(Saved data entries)

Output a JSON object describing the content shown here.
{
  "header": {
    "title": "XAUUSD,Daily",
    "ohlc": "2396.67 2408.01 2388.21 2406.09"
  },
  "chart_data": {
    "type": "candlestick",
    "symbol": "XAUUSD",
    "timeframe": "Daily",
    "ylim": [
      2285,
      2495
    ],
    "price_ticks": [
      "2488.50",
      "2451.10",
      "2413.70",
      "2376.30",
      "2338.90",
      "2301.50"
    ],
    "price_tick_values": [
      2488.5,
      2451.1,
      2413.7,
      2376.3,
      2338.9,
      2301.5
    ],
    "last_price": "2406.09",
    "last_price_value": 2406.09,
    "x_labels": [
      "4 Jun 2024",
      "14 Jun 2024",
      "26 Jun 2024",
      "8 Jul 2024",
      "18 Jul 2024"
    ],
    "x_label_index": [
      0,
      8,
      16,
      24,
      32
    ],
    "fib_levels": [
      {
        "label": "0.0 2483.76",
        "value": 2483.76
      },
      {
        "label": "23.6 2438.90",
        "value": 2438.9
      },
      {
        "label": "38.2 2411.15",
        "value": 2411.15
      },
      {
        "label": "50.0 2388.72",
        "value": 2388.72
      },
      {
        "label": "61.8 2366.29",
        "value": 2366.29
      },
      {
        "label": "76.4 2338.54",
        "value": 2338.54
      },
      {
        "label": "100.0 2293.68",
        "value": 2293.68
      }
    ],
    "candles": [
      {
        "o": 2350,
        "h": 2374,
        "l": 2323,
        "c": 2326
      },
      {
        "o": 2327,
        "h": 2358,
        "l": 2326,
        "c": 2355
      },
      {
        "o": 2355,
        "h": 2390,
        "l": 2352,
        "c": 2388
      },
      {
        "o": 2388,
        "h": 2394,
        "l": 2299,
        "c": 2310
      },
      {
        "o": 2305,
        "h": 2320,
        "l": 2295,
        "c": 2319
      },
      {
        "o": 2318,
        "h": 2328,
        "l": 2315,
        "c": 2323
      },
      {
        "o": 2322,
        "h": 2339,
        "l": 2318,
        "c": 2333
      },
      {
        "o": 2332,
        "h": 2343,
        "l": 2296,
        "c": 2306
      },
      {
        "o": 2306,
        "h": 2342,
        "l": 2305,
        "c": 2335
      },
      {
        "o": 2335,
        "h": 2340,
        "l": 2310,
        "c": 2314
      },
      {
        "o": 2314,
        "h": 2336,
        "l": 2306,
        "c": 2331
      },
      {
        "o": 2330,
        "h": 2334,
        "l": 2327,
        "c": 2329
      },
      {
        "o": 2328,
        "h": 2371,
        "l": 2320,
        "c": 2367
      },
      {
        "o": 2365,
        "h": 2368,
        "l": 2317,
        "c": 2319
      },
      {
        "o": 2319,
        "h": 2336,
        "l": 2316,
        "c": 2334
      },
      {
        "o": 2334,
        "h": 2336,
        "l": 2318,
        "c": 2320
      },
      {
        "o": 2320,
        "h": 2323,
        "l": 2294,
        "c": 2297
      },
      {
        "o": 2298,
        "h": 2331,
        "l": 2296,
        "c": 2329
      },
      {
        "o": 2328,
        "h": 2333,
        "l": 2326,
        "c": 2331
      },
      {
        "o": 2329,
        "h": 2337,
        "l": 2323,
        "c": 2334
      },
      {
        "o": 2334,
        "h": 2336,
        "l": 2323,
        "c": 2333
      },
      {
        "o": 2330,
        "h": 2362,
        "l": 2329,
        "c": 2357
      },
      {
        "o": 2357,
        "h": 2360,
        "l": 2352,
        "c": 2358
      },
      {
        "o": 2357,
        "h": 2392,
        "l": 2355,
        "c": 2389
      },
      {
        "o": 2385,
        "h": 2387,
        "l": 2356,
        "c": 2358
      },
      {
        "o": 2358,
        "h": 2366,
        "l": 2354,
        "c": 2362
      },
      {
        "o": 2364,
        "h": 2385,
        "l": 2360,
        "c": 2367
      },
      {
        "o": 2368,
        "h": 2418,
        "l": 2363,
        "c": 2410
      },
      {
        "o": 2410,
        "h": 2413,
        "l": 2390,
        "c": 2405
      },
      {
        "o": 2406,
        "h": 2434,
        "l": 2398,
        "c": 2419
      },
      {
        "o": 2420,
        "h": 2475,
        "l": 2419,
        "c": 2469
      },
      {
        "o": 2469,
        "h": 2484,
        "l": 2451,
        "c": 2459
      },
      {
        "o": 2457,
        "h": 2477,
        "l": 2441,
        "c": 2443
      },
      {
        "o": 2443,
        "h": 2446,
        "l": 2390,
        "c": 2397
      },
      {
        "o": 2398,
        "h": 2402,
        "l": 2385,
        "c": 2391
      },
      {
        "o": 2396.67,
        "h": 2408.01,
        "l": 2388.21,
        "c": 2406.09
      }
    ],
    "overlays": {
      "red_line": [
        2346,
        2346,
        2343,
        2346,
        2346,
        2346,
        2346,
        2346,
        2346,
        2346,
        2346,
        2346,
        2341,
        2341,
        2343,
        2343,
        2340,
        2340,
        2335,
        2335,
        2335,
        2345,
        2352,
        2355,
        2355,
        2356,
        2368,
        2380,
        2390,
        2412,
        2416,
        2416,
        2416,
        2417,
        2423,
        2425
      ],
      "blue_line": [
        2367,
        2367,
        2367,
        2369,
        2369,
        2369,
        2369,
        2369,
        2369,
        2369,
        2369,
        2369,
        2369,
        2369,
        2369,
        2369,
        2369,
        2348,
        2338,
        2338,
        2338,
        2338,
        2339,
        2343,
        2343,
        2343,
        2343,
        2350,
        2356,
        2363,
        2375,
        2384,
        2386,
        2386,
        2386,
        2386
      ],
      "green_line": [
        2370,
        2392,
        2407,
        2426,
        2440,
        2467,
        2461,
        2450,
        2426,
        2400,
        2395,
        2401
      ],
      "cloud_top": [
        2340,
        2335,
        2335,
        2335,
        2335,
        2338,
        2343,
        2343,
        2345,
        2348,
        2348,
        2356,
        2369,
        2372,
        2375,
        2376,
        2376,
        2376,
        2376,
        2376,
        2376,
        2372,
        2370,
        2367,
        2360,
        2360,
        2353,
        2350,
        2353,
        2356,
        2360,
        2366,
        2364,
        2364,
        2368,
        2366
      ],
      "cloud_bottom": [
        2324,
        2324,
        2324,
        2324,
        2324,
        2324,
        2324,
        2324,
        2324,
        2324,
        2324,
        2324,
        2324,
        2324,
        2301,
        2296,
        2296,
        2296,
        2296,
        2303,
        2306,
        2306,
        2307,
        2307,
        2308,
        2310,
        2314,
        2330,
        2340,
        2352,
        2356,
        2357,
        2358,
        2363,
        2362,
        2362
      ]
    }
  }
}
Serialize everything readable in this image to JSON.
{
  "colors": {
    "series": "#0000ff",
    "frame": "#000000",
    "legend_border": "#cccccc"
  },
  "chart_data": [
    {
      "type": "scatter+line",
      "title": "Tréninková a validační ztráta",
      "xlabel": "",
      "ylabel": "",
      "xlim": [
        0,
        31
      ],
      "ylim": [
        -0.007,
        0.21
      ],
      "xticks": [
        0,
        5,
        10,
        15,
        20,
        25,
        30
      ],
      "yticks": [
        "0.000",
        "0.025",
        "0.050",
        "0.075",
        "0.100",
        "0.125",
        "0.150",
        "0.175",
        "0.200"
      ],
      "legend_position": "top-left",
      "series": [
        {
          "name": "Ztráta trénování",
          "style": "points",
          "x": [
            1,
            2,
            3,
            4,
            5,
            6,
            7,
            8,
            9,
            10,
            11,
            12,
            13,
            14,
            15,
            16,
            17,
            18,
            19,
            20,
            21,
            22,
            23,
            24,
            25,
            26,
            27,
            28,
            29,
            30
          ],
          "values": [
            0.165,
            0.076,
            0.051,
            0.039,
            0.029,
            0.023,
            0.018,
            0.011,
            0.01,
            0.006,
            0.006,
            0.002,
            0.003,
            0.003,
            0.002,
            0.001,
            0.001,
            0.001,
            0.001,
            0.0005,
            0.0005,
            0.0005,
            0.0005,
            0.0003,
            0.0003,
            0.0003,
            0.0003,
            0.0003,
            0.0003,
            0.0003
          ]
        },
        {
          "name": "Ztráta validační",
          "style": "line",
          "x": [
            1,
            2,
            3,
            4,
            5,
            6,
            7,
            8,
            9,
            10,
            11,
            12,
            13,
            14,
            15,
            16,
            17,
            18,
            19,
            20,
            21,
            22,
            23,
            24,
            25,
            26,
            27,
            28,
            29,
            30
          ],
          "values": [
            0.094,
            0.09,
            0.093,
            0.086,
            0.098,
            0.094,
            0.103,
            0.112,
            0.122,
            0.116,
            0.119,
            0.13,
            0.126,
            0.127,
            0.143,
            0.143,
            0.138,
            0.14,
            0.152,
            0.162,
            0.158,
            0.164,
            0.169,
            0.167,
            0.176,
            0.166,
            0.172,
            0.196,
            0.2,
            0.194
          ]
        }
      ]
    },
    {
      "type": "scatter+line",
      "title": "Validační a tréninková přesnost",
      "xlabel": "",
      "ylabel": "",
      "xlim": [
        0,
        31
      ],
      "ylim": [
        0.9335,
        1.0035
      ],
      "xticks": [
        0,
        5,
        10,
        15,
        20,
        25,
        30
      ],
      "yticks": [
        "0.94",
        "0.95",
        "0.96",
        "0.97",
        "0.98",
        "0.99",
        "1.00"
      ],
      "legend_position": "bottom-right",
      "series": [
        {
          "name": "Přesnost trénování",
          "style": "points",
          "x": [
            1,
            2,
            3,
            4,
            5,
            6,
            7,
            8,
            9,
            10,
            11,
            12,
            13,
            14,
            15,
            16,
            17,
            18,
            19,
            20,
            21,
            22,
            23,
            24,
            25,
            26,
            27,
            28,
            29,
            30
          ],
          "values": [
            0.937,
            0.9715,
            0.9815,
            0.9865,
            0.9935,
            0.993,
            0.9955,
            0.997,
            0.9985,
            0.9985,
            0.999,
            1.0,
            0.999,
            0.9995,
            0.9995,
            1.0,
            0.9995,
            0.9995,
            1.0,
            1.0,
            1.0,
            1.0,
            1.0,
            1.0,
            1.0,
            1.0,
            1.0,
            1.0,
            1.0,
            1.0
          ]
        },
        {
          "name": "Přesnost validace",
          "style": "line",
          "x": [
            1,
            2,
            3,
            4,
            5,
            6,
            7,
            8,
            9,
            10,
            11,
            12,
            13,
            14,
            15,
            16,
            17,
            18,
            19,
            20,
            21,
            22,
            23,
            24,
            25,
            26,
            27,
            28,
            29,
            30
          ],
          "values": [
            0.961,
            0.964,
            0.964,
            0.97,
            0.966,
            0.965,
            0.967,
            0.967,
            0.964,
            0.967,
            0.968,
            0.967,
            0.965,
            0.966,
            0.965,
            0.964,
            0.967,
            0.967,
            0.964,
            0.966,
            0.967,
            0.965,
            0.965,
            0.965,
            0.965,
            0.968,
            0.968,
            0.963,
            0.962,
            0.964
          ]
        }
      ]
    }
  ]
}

__Task brief__
Among the entries above, identify all lines with "title" and copy them.

__Answer to this task__
    "title": "XAUUSD,Daily",
      "title": "Tréninková a validační ztráta",
      "title": "Validační a tréninková přesnost",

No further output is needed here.